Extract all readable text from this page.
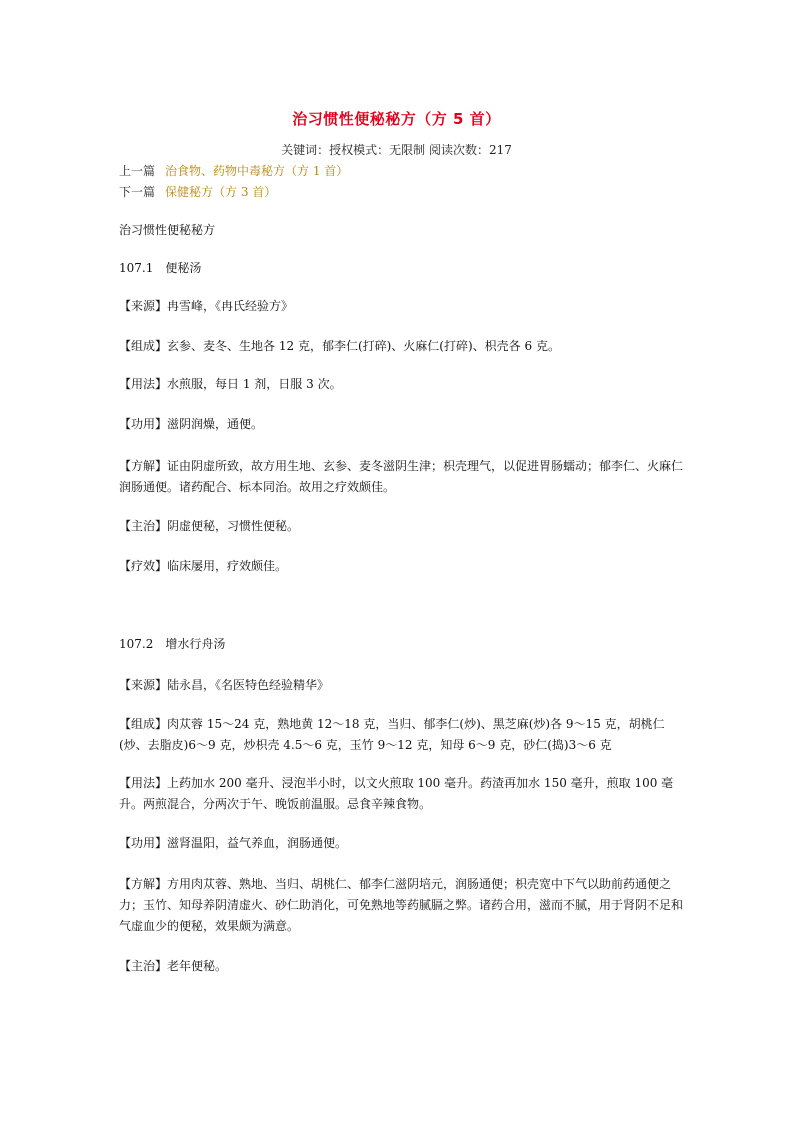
治习惯性便秘秘方（方 5 首）
关键词：授权模式：无限制 阅读次数：217
上一篇 治食物、药物中毒秘方（方 1 首）
下一篇 保健秘方（方 3 首）

治习惯性便秘秘方

107.1　便秘汤

【来源】冉雪峰，《冉氏经验方》

【组成】玄参、麦冬、生地各 12 克，郁李仁(打碎)、火麻仁(打碎)、枳壳各 6 克。

【用法】水煎服，每日 1 剂，日服 3 次。

【功用】滋阴润燥，通便。

【方解】证由阴虚所致，故方用生地、玄参、麦冬滋阴生津；枳壳理气，以促进胃肠蠕动；郁李仁、火麻仁润肠通便。诸药配合、标本同治。故用之疗效颇佳。

【主治】阴虚便秘，习惯性便秘。

【疗效】临床屡用，疗效颇佳。

107.2　增水行舟汤

【来源】陆永昌，《名医特色经验精华》

【组成】肉苁蓉 15～24 克，熟地黄 12～18 克，当归、郁李仁(炒)、黑芝麻(炒)各 9～15 克，胡桃仁(炒、去脂皮)6～9 克，炒枳壳 4.5～6 克，玉竹 9～12 克，知母 6～9 克，砂仁(捣)3～6 克

【用法】上药加水 200 毫升、浸泡半小时，以文火煎取 100 毫升。药渣再加水 150 毫升，煎取 100 毫升。两煎混合，分两次于午、晚饭前温服。忌食辛辣食物。

【功用】滋肾温阳，益气养血，润肠通便。

【方解】方用肉苁蓉、熟地、当归、胡桃仁、郁李仁滋阴培元，润肠通便；枳壳宽中下气以助前药通便之力；玉竹、知母养阴清虚火、砂仁助消化，可免熟地等药腻膈之弊。诸药合用，滋而不腻，用于肾阴不足和气虚血少的便秘，效果颇为满意。

【主治】老年便秘。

== WHAT IS ASKED ==
Make an exact reproduction of the listing above, without any pictures.

== FINISHED ANSWER ==
Extract all readable text from this page.
治习惯性便秘秘方（方 5 首）
关键词：授权模式：无限制 阅读次数：217
上一篇 治食物、药物中毒秘方（方 1 首）
下一篇 保健秘方（方 3 首）

治习惯性便秘秘方

107.1　便秘汤

【来源】冉雪峰，《冉氏经验方》

【组成】玄参、麦冬、生地各 12 克，郁李仁(打碎)、火麻仁(打碎)、枳壳各 6 克。

【用法】水煎服，每日 1 剂，日服 3 次。

【功用】滋阴润燥，通便。

【方解】证由阴虚所致，故方用生地、玄参、麦冬滋阴生津；枳壳理气，以促进胃肠蠕动；郁李仁、火麻仁润肠通便。诸药配合、标本同治。故用之疗效颇佳。

【主治】阴虚便秘，习惯性便秘。

【疗效】临床屡用，疗效颇佳。

107.2　增水行舟汤

【来源】陆永昌，《名医特色经验精华》

【组成】肉苁蓉 15～24 克，熟地黄 12～18 克，当归、郁李仁(炒)、黑芝麻(炒)各 9～15 克，胡桃仁(炒、去脂皮)6～9 克，炒枳壳 4.5～6 克，玉竹 9～12 克，知母 6～9 克，砂仁(捣)3～6 克

【用法】上药加水 200 毫升、浸泡半小时，以文火煎取 100 毫升。药渣再加水 150 毫升，煎取 100 毫升。两煎混合，分两次于午、晚饭前温服。忌食辛辣食物。

【功用】滋肾温阳，益气养血，润肠通便。

【方解】方用肉苁蓉、熟地、当归、胡桃仁、郁李仁滋阴培元，润肠通便；枳壳宽中下气以助前药通便之力；玉竹、知母养阴清虚火、砂仁助消化，可免熟地等药腻膈之弊。诸药合用，滋而不腻，用于肾阴不足和气虚血少的便秘，效果颇为满意。

【主治】老年便秘。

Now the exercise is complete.